== WHAT THE TASK REQUIRES ==
Transcribe the records that follow exactly. Skip the pictures.

== MATERIAL ==
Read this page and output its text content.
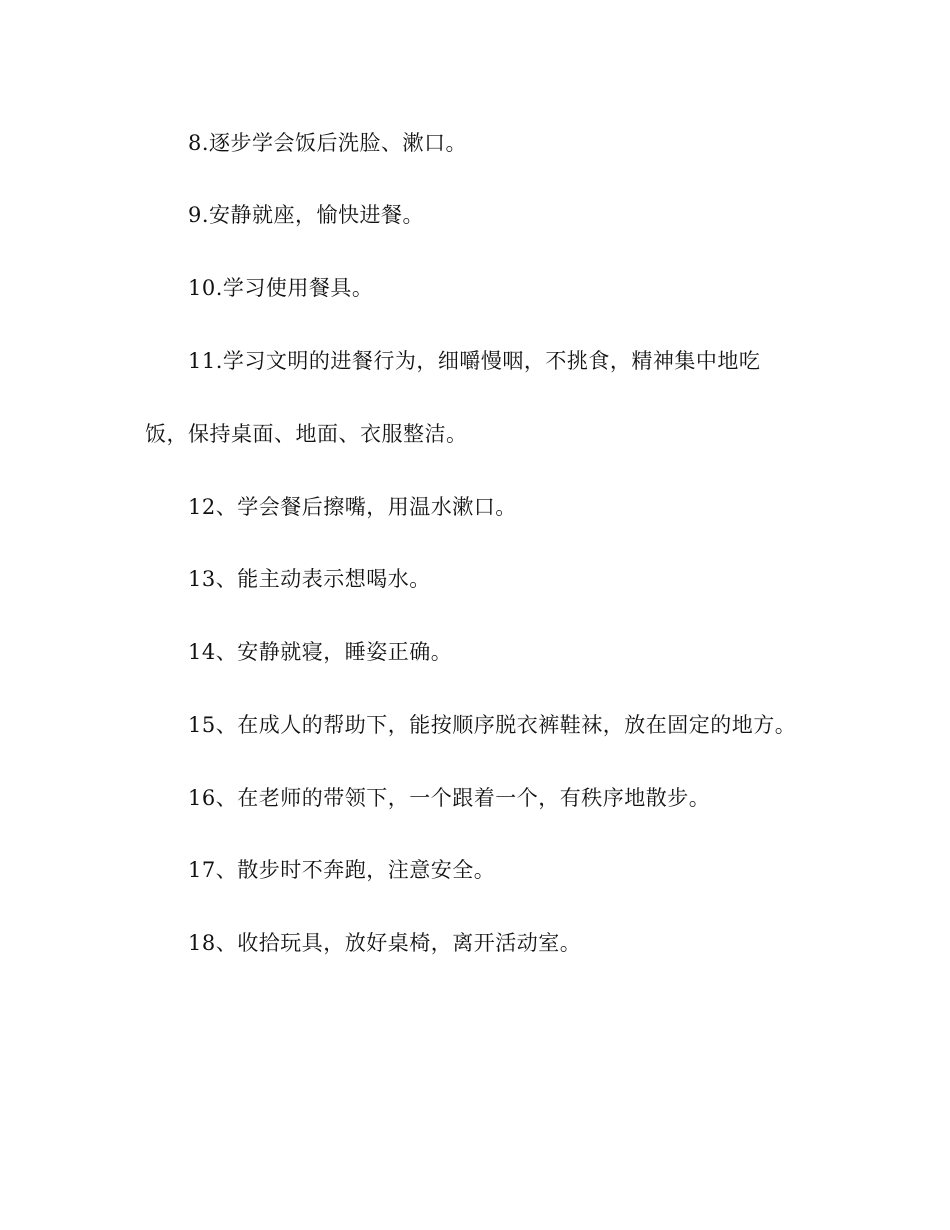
8.逐步学会饭后洗脸、漱口。
9.安静就座，愉快进餐。
10.学习使用餐具。
11.学习文明的进餐行为，细嚼慢咽，不挑食，精神集中地吃
饭，保持桌面、地面、衣服整洁。
12、学会餐后擦嘴，用温水漱口。
13、能主动表示想喝水。
14、安静就寝，睡姿正确。
15、在成人的帮助下，能按顺序脱衣裤鞋袜，放在固定的地方。
16、在老师的带领下，一个跟着一个，有秩序地散步。
17、散步时不奔跑，注意安全。
18、收拾玩具，放好桌椅，离开活动室。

== THE REPLY ==
Read this page and output its text content.
8.逐步学会饭后洗脸、漱口。
9.安静就座，愉快进餐。
10.学习使用餐具。
11.学习文明的进餐行为，细嚼慢咽，不挑食，精神集中地吃
饭，保持桌面、地面、衣服整洁。
12、学会餐后擦嘴，用温水漱口。
13、能主动表示想喝水。
14、安静就寝，睡姿正确。
15、在成人的帮助下，能按顺序脱衣裤鞋袜，放在固定的地方。
16、在老师的带领下，一个跟着一个，有秩序地散步。
17、散步时不奔跑，注意安全。
18、收拾玩具，放好桌椅，离开活动室。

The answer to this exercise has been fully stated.